In Oregon, when you approach a trail head that is a well used and highly frequented trail, there are signs that alert you of types of plants and animals in the area.  The signs remind you that you need to be prepared for the hike you are about to take.  Typically there is a map of the trail with significant landmarks and vistas pointed out.  These signs remind you to have the appropriate gear for the hike and in some cases ask that you register at the Kiosk.  In every case they let you know where you are and gives you information that assist you in having a great hike and not a terrible experience.  Oregon wants people to get out and enjoy this wonderful land we have, but it wants you to do it responsibly.

• _Tasks to carry out_:
- A) According to the text on Oregon trailhead signs, what do the signs ask hikers to do in some cases?
- B) Carry on the text about Oregon trailhead signs from the point where it stops.
The entries on this page play no part in the work.

• _Listed records_:
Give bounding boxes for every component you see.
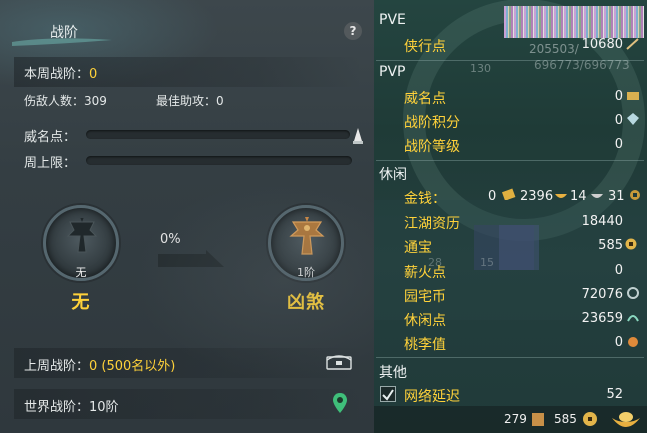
- taoli-label: 桃李值: [404, 337, 446, 353]
- latency-checkbox[interactable]: [380, 386, 396, 402]
- rank-level-value: 0: [614, 137, 623, 152]
- tongbao-value: 585: [598, 238, 623, 253]
- garden-coin-icon: [627, 287, 639, 299]
- rank-score-label: 战阶积分: [404, 115, 460, 131]
- section-pve: PVE: [379, 12, 406, 28]
- help-icon[interactable]: ?: [344, 22, 362, 40]
- last-week-value: 0 (500名以外): [89, 359, 176, 374]
- jianghu-exp-value: 18440: [581, 214, 623, 229]
- next-rank-badge: 1阶: [297, 266, 315, 279]
- silver-yuanbao-icon: [591, 194, 603, 198]
- coin-icon: [583, 412, 597, 426]
- prestige-marker-icon: [353, 128, 363, 144]
- divider: [376, 357, 644, 358]
- gold-yuanbao-icon: [555, 194, 567, 198]
- last-week-rank-row: 上周战阶：0 (500名以外): [24, 355, 175, 374]
- xiaxing-points-value: 10680: [581, 37, 623, 52]
- bottom-value-1: 279: [504, 412, 527, 426]
- prestige-label: 威名点：: [24, 130, 77, 145]
- peach-icon: [628, 337, 638, 347]
- currency-list: PVE 侠行点 10680 PVP 威名点 0 战阶积分 0 战阶等级 0 休闲…: [374, 0, 647, 433]
- rank-emblem-icon: [66, 218, 98, 253]
- sword-icon: [626, 38, 639, 50]
- divider: [376, 160, 644, 161]
- xiaxing-points-label: 侠行点: [404, 39, 446, 55]
- weekly-rank-value: 0: [89, 67, 98, 82]
- leisure-points-label: 休闲点: [404, 313, 446, 329]
- rank-emblem-bronze-icon: [289, 217, 325, 255]
- money-value-4: 31: [608, 189, 625, 204]
- money-value-1: 0: [488, 189, 497, 204]
- network-latency-value: 52: [606, 387, 623, 402]
- network-latency-label: 网络延迟: [404, 389, 460, 405]
- jianghu-exp-label: 江湖资历: [404, 216, 460, 232]
- rank-score-value: 0: [614, 113, 623, 128]
- battle-rank-panel: 战阶 ? 本周战阶：0 伤敌人数：309 最佳助攻：0 威名点： 周上限： 无 …: [0, 0, 374, 433]
- money-value-2: 2396: [520, 189, 554, 204]
- progress-arrow-icon: [158, 250, 224, 267]
- section-leisure: 休闲: [379, 167, 407, 183]
- currency-panel: 205503/ 696773/696773 130 28 15 PVE 侠行点 …: [374, 0, 647, 433]
- rank-progress-percent: 0%: [160, 232, 181, 247]
- copper-coin-icon: [630, 190, 640, 200]
- best-assist-count: 最佳助攻：0: [156, 94, 224, 108]
- xinhuo-value: 0: [614, 263, 623, 278]
- battle-rank-screen: 战阶 ? 本周战阶：0 伤敌人数：309 最佳助攻：0 威名点： 周上限： 无 …: [0, 0, 647, 433]
- xinhuo-label: 薪火点: [404, 265, 446, 281]
- kills-count: 伤敌人数：309: [24, 94, 107, 108]
- bottom-value-2: 585: [554, 412, 577, 426]
- rank-level-label: 战阶等级: [404, 139, 460, 155]
- weekly-cap-bar: [86, 156, 352, 165]
- prestige-points-label: 威名点: [404, 91, 446, 107]
- money-label: 金钱：: [404, 191, 446, 207]
- section-pvp: PVP: [379, 64, 406, 80]
- prestige-points-value: 0: [614, 89, 623, 104]
- last-week-label: 上周战阶：: [24, 359, 90, 374]
- current-rank-name: 无: [71, 292, 91, 313]
- section-other: 其他: [379, 365, 407, 381]
- gold-ingot-shop-icon[interactable]: [610, 408, 642, 432]
- leisure-icon: [627, 315, 639, 322]
- tongbao-label: 通宝: [404, 240, 432, 256]
- prestige-bar: [86, 130, 350, 139]
- crystal-icon: [627, 113, 639, 125]
- weekly-rank-row: 本周战阶：0: [24, 63, 97, 82]
- location-pin-icon[interactable]: [332, 392, 348, 414]
- next-rank-medal: [268, 205, 344, 281]
- title-swoosh-decoration: [12, 38, 112, 46]
- current-rank-badge: 无: [75, 266, 87, 279]
- chest-icon[interactable]: [326, 352, 352, 370]
- divider: [376, 60, 644, 61]
- checkmark-icon: [382, 389, 394, 401]
- prestige-icon: [627, 92, 639, 100]
- world-rank: 世界战阶：10阶: [24, 400, 119, 415]
- bag-icon[interactable]: [530, 410, 546, 428]
- money-value-3: 14: [570, 189, 587, 204]
- leisure-points-value: 23659: [581, 311, 623, 326]
- weekly-rank-label: 本周战阶：: [24, 67, 90, 82]
- garden-coin-label: 园宅币: [404, 289, 446, 305]
- bottom-currency-bar: 279 585: [374, 406, 647, 433]
- next-rank-name: 凶煞: [287, 292, 325, 313]
- tongbao-coin-icon: [625, 238, 637, 250]
- taoli-value: 0: [614, 335, 623, 350]
- weekly-cap-label: 周上限：: [24, 156, 77, 171]
- gold-ingot-icon: [502, 188, 516, 200]
- garden-coin-value: 72076: [581, 287, 623, 302]
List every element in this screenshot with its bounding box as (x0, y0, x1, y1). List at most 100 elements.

• _Answers for the exercise_:
- A) They ask hikers to register at the Kiosk.

- B)
Yesterday a couple of ladies went for a winter stroll out in the Columbia Gorge and got lost or at least disoriented enough that they had to be “rescued”.  The Gorge is a wonderful place to hike, but like most places, the Gorge takes on new or at least different challenges in the winter.  Just getting there sometimes can be an adventure.  So if you are going to hike in the Gorge (or anywhere) in the winter.. You had better BE PREPARED.  These gals  wandered off picking up the trail and heading up to Nesmith Point.   The hike into Nesmith Point is challenging enough in the summer, but that is the hike they chose.  Now, it is fair to say that according to the News wire press release, “Both hikers have Intermediate experience climbing school training and Mountaineering First Aid and were prepared for the elements.”
The release goes on in the next update to state “The hiker’s actions and being prepared for the elements greatly assisted in their smooth and safe rescue from Nesmith Point.”  So all is well that ends well.  But the initial report stated that “the husband of one of the hikers reported he received a call from his wife who told him they were at the top of Nesmith Point and had lost the trail at some point while they were hiking.  Their footprints were covered with snow and they could not track their way back down or see the trail.”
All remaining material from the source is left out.